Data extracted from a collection

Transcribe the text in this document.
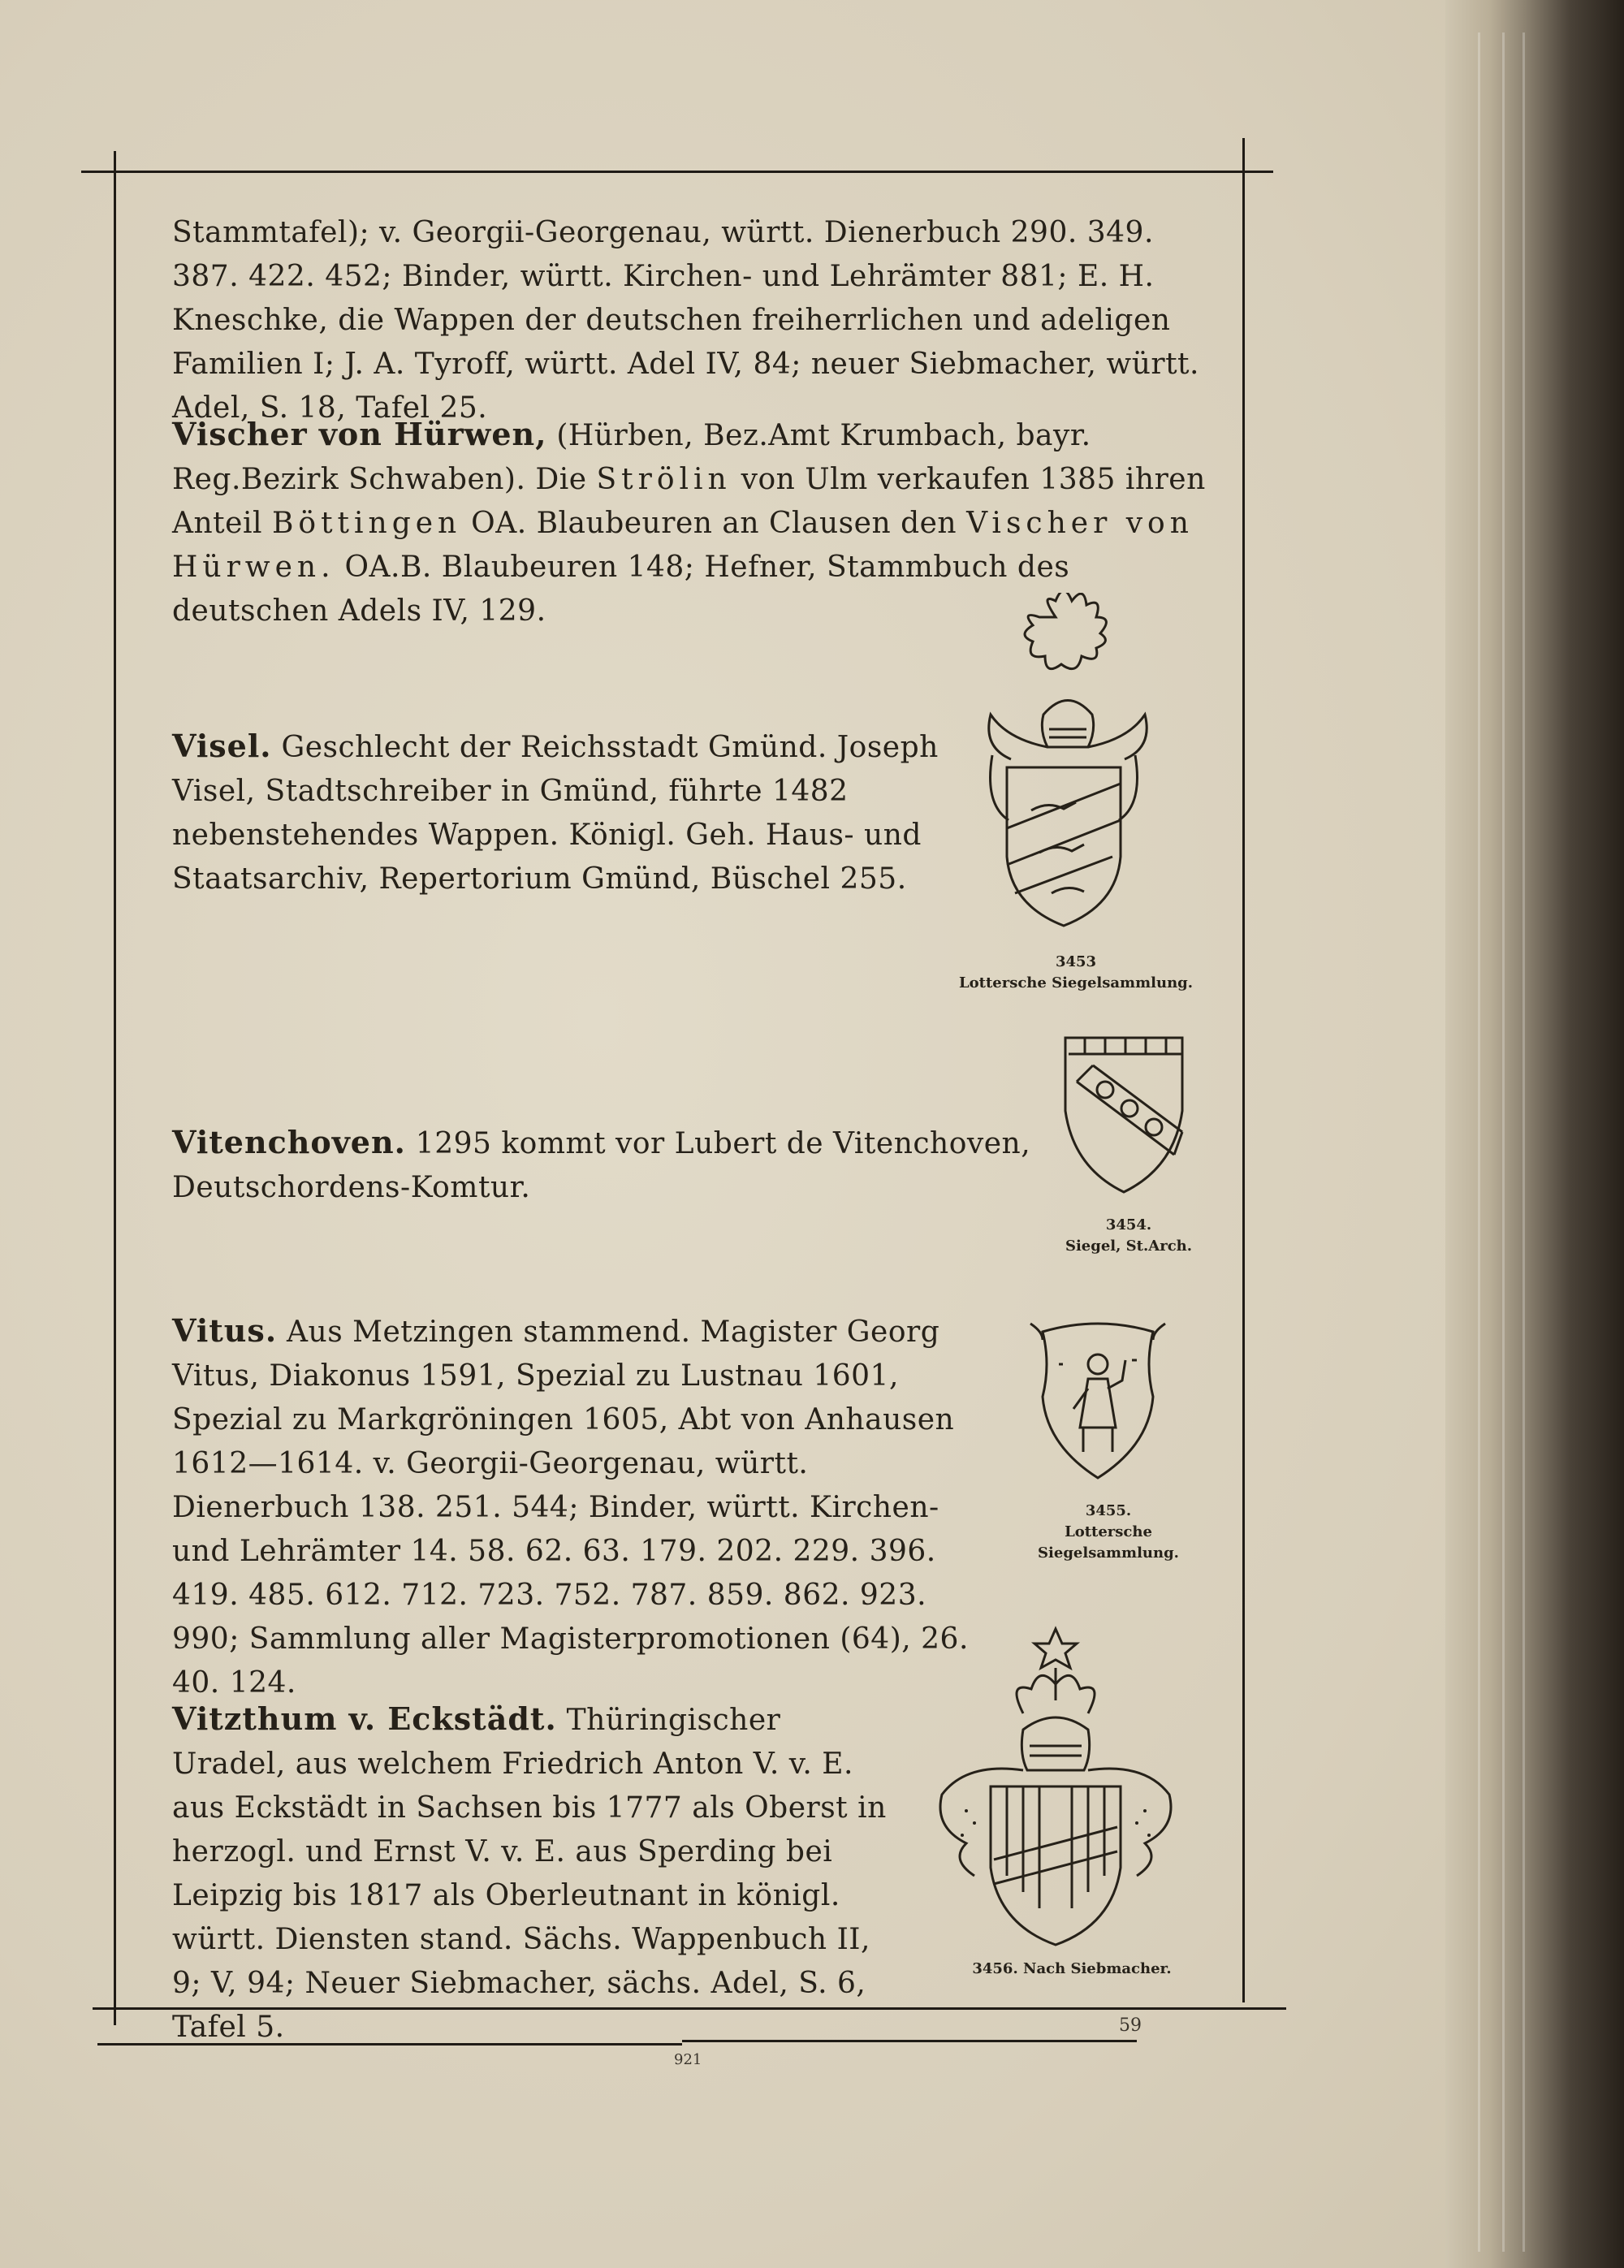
Stammtafel); v. Georgii-Georgenau, württ. Dienerbuch 290. 349. 387. 422. 452; Binder, württ. Kirchen- und Lehrämter 881; E. H. Kneschke, die Wappen der deutschen freiherrlichen und adeligen Familien I; J. A. Tyroff, württ. Adel IV, 84; neuer Siebmacher, württ. Adel, S. 18, Tafel 25.
Vischer von Hürwen, (Hürben, Bez.Amt Krumbach, bayr. Reg.Bezirk Schwaben). Die Strölin von Ulm verkaufen 1385 ihren Anteil Böttingen OA. Blaubeuren an Clausen den Vischer von Hürwen. OA.B. Blaubeuren 148; Hefner, Stammbuch des deutschen Adels IV, 129.
Visel. Geschlecht der Reichsstadt Gmünd. Joseph Visel, Stadtschreiber in Gmünd, führte 1482 nebenstehendes Wappen. Königl. Geh. Haus- und Staatsarchiv, Repertorium Gmünd, Büschel 255.
Vitenchoven. 1295 kommt vor Lubert de Vitenchoven, Deutschordens-Komtur.
Vitus. Aus Metzingen stammend. Magister Georg Vitus, Diakonus 1591, Spezial zu Lustnau 1601, Spezial zu Markgröningen 1605, Abt von Anhausen 1612—1614. v. Georgii-Georgenau, württ. Dienerbuch 138. 251. 544; Binder, württ. Kirchen- und Lehrämter 14. 58. 62. 63. 179. 202. 229. 396. 419. 485. 612. 712. 723. 752. 787. 859. 862. 923. 990; Sammlung aller Magisterpromotionen (64), 26. 40. 124.
Vitzthum v. Eckstädt. Thüringischer Uradel, aus welchem Friedrich Anton V. v. E. aus Eckstädt in Sachsen bis 1777 als Oberst in herzogl. und Ernst V. v. E. aus Sperding bei Leipzig bis 1817 als Oberleutnant in königl. württ. Diensten stand. Sächs. Wappenbuch II, 9; V, 94; Neuer Siebmacher, sächs. Adel, S. 6, Tafel 5.
3453
Lottersche Siegelsammlung.
3454.
Siegel, St.Arch.
3455.
Lottersche Siegelsammlung.
3456. Nach Siebmacher.
59
921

Required task: Set down every entry word for word, but omit the pictures.

Expected answer:
Transcribe the text in this document.
Stammtafel); v. Georgii-Georgenau, württ. Dienerbuch 290. 349. 387. 422. 452; Binder, württ. Kirchen- und Lehrämter 881; E. H. Kneschke, die Wappen der deutschen freiherrlichen und adeligen Familien I; J. A. Tyroff, württ. Adel IV, 84; neuer Siebmacher, württ. Adel, S. 18, Tafel 25.
Vischer von Hürwen, (Hürben, Bez.Amt Krumbach, bayr. Reg.Bezirk Schwaben). Die Strölin von Ulm verkaufen 1385 ihren Anteil Böttingen OA. Blaubeuren an Clausen den Vischer von Hürwen. OA.B. Blaubeuren 148; Hefner, Stammbuch des deutschen Adels IV, 129.
Visel. Geschlecht der Reichsstadt Gmünd. Joseph Visel, Stadtschreiber in Gmünd, führte 1482 nebenstehendes Wappen. Königl. Geh. Haus- und Staatsarchiv, Repertorium Gmünd, Büschel 255.
Vitenchoven. 1295 kommt vor Lubert de Vitenchoven, Deutschordens-Komtur.
Vitus. Aus Metzingen stammend. Magister Georg Vitus, Diakonus 1591, Spezial zu Lustnau 1601, Spezial zu Markgröningen 1605, Abt von Anhausen 1612—1614. v. Georgii-Georgenau, württ. Dienerbuch 138. 251. 544; Binder, württ. Kirchen- und Lehrämter 14. 58. 62. 63. 179. 202. 229. 396. 419. 485. 612. 712. 723. 752. 787. 859. 862. 923. 990; Sammlung aller Magisterpromotionen (64), 26. 40. 124.
Vitzthum v. Eckstädt. Thüringischer Uradel, aus welchem Friedrich Anton V. v. E. aus Eckstädt in Sachsen bis 1777 als Oberst in herzogl. und Ernst V. v. E. aus Sperding bei Leipzig bis 1817 als Oberleutnant in königl. württ. Diensten stand. Sächs. Wappenbuch II, 9; V, 94; Neuer Siebmacher, sächs. Adel, S. 6, Tafel 5.
3453
Lottersche Siegelsammlung.
3454.
Siegel, St.Arch.
3455.
Lottersche Siegelsammlung.
3456. Nach Siebmacher.
59
921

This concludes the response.